**Given task:** Each line that holds the word "panel" is to be identified and copied.

**Data shown:**

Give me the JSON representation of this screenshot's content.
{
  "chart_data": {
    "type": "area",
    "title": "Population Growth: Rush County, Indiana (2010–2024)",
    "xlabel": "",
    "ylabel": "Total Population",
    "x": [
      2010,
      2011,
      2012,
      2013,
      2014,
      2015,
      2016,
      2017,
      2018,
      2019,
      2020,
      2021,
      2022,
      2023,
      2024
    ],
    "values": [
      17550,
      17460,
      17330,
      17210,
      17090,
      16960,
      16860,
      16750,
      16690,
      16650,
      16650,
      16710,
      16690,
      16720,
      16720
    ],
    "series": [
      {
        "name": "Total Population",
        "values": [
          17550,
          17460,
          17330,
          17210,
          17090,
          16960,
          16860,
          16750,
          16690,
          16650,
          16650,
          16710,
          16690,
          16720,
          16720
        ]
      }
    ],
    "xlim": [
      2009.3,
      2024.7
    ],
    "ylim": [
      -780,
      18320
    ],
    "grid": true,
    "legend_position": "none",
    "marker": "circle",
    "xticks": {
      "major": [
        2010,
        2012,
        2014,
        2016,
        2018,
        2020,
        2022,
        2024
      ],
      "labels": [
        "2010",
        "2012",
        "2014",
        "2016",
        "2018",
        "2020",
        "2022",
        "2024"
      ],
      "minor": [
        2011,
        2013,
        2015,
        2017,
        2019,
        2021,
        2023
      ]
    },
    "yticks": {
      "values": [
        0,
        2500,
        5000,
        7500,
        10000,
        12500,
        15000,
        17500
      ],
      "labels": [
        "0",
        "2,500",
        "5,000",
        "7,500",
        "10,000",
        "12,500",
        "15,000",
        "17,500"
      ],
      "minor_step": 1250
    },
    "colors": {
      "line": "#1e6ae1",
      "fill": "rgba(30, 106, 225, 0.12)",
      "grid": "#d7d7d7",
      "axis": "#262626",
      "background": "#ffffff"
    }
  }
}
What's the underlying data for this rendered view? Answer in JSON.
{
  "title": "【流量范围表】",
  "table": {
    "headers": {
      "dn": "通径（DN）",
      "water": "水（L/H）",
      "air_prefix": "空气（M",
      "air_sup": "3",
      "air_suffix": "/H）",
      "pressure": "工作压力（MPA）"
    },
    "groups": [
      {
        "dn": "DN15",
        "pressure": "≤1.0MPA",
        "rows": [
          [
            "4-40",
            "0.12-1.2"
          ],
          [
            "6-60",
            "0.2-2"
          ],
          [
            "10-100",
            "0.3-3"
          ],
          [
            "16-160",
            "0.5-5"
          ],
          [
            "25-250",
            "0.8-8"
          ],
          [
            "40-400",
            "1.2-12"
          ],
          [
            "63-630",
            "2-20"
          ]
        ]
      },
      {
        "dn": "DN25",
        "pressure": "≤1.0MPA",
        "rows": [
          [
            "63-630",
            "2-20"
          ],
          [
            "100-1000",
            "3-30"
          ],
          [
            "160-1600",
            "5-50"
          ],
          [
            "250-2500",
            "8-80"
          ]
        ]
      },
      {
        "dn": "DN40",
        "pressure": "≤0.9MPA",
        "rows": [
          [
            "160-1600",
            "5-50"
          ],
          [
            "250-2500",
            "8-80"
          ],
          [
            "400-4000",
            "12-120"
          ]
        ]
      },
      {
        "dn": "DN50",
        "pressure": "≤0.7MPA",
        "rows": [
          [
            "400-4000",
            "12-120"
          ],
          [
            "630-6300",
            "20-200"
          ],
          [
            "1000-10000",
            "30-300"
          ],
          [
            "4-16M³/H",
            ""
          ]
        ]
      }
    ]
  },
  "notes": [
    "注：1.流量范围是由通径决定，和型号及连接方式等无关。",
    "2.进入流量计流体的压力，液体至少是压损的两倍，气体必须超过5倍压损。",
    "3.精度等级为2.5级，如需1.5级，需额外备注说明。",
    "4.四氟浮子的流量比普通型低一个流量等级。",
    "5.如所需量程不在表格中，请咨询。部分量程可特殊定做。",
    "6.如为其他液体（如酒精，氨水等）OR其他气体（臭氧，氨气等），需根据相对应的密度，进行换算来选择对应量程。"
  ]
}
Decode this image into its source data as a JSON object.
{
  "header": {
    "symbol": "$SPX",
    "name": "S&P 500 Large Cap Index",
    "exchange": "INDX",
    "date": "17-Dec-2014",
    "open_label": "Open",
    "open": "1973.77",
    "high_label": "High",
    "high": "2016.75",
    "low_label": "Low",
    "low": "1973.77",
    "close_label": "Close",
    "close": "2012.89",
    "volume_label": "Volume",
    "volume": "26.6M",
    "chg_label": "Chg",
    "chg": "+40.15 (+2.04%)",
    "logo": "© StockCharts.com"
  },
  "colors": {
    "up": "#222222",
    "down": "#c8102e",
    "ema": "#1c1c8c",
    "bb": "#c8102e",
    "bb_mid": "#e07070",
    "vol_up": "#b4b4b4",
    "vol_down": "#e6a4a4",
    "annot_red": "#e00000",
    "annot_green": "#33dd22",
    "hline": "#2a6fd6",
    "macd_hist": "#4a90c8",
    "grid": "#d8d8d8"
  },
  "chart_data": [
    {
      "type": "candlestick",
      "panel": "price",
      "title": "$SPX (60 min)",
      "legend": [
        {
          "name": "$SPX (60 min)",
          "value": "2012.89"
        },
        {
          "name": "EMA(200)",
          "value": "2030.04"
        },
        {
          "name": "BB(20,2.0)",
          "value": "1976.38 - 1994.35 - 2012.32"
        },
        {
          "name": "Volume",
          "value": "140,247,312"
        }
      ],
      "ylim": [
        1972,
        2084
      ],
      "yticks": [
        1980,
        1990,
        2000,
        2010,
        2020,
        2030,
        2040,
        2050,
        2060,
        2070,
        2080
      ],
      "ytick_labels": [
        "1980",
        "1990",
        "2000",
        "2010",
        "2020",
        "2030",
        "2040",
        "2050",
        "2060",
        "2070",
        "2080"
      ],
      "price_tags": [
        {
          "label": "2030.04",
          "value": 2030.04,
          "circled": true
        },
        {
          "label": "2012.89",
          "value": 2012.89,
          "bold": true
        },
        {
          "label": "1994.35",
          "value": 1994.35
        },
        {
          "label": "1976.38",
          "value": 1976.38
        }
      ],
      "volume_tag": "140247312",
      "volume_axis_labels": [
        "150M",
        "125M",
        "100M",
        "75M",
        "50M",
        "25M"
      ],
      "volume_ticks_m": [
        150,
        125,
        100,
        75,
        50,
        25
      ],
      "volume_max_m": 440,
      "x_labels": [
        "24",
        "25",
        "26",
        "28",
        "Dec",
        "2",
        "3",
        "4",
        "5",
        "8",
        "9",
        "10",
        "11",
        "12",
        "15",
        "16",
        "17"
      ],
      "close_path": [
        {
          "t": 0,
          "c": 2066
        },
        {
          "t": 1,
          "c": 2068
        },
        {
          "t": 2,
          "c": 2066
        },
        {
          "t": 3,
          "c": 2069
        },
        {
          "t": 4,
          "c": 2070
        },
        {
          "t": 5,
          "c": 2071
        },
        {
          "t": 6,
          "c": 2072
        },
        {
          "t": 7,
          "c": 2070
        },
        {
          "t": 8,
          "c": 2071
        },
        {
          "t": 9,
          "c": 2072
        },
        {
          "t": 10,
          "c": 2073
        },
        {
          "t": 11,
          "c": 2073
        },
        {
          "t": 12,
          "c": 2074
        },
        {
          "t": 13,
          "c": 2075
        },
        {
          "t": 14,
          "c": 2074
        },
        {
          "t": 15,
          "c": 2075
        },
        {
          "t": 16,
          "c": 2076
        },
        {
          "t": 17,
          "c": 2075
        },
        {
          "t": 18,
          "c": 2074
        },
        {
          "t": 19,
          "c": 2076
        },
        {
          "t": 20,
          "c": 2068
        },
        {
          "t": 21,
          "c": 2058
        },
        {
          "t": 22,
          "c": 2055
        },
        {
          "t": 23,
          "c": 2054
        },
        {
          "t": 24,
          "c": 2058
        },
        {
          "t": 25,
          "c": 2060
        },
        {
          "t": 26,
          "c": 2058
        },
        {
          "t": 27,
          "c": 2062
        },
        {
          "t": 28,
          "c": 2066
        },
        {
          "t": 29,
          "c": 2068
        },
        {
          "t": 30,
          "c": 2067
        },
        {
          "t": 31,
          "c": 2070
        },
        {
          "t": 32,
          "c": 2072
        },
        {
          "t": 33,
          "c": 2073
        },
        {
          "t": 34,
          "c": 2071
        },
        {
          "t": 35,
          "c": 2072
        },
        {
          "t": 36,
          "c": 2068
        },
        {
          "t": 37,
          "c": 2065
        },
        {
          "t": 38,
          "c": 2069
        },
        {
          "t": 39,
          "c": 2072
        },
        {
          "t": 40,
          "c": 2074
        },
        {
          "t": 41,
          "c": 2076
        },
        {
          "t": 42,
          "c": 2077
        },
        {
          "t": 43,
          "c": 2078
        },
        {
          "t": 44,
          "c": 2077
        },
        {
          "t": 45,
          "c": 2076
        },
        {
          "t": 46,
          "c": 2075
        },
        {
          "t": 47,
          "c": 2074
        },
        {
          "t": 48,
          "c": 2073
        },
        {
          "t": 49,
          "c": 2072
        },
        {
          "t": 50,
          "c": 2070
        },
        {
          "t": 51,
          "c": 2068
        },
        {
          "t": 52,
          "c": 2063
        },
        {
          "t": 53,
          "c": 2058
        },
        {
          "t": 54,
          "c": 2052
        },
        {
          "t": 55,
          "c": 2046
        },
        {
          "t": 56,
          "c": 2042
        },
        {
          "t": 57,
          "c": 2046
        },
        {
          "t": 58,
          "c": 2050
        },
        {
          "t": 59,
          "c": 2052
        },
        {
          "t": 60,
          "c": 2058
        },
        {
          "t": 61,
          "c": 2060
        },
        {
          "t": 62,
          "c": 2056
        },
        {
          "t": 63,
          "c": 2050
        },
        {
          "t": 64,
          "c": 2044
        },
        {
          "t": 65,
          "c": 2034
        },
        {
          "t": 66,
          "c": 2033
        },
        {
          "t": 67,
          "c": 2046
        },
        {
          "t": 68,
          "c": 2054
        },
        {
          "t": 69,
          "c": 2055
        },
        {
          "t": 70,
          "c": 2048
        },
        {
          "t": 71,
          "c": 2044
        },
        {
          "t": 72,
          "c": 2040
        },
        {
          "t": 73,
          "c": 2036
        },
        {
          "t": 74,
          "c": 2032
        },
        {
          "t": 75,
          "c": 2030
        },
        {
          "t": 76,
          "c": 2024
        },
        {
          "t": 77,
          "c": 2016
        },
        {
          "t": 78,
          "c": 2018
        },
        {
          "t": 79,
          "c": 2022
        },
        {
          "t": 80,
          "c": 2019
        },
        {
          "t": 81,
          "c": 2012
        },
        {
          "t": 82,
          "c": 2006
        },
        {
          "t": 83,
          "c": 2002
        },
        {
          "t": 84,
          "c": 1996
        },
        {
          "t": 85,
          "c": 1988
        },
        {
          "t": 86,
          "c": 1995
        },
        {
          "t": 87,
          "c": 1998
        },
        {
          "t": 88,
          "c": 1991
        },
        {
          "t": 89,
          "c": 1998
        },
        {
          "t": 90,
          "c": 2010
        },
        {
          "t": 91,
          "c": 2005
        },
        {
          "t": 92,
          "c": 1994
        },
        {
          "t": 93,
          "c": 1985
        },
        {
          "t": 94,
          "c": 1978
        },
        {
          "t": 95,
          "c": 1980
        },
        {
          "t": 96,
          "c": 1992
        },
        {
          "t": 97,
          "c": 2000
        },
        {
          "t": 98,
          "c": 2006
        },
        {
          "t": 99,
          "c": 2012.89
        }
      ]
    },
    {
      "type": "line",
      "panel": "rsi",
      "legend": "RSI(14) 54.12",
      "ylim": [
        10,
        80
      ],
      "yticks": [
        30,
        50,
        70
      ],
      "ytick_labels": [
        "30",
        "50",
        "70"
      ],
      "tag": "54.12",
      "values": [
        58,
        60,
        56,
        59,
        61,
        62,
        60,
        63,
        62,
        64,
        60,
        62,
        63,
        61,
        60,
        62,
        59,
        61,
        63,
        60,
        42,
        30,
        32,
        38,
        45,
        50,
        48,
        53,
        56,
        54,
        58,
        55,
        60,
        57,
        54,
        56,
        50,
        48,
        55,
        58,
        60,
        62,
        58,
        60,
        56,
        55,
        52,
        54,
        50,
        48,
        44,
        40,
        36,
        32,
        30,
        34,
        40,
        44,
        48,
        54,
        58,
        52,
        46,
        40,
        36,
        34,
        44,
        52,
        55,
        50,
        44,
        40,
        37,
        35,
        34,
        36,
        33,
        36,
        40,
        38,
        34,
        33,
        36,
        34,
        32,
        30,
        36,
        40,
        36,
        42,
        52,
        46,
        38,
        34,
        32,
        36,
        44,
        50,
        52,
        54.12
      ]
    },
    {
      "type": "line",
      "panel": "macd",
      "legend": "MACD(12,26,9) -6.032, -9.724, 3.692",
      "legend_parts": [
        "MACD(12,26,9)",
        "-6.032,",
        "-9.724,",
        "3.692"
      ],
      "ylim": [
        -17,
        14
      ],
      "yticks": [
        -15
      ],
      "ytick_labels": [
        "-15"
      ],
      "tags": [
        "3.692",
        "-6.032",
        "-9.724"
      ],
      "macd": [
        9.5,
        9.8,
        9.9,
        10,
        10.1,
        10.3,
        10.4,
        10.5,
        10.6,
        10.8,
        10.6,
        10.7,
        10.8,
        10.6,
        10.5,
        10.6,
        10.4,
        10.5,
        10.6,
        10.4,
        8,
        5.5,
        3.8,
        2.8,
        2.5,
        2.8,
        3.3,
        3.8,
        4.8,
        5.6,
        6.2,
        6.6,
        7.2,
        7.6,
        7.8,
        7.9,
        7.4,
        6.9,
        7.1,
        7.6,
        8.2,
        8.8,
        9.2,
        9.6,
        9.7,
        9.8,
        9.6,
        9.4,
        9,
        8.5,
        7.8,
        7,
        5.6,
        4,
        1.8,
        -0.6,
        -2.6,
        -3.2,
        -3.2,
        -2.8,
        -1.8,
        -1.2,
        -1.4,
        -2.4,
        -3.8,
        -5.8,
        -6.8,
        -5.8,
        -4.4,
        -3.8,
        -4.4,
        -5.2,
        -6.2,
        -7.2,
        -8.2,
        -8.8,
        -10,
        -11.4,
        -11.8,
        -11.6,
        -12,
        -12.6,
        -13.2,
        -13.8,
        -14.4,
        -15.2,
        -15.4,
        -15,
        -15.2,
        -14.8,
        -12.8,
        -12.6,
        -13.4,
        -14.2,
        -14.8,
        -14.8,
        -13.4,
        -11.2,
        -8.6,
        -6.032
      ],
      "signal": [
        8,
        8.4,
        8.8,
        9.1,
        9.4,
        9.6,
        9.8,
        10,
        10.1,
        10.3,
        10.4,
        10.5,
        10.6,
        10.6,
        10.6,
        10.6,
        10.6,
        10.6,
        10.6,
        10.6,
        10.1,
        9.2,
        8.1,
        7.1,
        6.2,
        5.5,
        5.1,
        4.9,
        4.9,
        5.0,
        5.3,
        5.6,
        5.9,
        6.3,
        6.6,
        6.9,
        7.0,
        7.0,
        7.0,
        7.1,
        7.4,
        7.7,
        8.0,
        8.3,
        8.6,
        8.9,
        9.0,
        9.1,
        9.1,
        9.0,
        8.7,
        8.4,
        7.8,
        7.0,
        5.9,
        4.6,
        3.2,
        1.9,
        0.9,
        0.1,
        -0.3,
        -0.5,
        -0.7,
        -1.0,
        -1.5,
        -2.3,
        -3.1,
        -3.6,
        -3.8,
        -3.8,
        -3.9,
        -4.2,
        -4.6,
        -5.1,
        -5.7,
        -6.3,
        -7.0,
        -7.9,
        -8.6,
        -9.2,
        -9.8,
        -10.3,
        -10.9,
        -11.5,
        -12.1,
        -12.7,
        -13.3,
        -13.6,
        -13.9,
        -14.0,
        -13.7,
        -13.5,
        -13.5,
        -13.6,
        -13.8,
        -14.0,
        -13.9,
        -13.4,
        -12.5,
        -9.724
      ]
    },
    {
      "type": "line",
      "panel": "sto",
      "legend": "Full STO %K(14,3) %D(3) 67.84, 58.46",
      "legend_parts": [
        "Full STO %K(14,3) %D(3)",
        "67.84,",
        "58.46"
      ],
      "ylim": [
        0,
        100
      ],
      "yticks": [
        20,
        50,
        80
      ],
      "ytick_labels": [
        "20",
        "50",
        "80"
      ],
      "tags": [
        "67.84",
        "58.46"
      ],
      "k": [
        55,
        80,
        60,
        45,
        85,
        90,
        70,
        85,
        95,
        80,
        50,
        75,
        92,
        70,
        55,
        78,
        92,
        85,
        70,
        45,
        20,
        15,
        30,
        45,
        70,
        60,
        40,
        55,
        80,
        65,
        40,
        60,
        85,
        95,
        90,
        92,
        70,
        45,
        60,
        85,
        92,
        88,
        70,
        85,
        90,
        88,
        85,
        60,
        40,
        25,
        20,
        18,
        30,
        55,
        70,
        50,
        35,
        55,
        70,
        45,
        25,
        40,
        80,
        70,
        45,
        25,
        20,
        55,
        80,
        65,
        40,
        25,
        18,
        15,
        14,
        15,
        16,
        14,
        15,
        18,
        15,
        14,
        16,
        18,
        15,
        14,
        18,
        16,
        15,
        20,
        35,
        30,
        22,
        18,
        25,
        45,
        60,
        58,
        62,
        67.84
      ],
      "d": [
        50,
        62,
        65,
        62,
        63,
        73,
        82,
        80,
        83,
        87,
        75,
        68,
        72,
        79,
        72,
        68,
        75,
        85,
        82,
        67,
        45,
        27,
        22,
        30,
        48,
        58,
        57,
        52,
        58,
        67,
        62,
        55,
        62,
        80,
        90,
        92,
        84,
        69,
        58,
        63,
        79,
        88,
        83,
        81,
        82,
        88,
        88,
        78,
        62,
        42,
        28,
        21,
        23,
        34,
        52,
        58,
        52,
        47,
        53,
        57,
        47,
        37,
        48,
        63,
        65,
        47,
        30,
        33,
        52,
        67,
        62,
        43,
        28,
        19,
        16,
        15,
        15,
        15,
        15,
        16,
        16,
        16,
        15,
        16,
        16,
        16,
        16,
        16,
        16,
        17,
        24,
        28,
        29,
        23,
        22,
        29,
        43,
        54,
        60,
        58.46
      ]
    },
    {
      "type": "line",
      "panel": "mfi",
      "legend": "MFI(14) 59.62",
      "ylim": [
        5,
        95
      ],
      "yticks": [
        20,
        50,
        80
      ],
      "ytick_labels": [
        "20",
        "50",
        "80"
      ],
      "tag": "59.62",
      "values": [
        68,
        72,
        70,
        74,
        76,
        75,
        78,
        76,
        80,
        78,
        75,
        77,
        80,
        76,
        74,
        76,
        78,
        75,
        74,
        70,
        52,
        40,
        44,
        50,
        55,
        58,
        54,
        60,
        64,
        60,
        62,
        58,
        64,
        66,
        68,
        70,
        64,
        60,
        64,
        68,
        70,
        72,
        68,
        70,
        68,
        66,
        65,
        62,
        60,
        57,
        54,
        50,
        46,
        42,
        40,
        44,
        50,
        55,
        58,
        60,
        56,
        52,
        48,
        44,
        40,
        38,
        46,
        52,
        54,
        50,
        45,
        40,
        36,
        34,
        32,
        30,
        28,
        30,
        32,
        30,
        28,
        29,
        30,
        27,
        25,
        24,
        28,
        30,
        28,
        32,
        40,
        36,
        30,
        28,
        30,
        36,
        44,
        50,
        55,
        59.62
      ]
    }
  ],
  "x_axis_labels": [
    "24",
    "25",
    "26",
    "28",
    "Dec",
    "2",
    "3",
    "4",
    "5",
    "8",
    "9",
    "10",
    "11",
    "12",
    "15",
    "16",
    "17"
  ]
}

**Answer:**
      "panel": "price",
      "panel": "rsi",
      "panel": "macd",
      "panel": "sto",
      "panel": "mfi",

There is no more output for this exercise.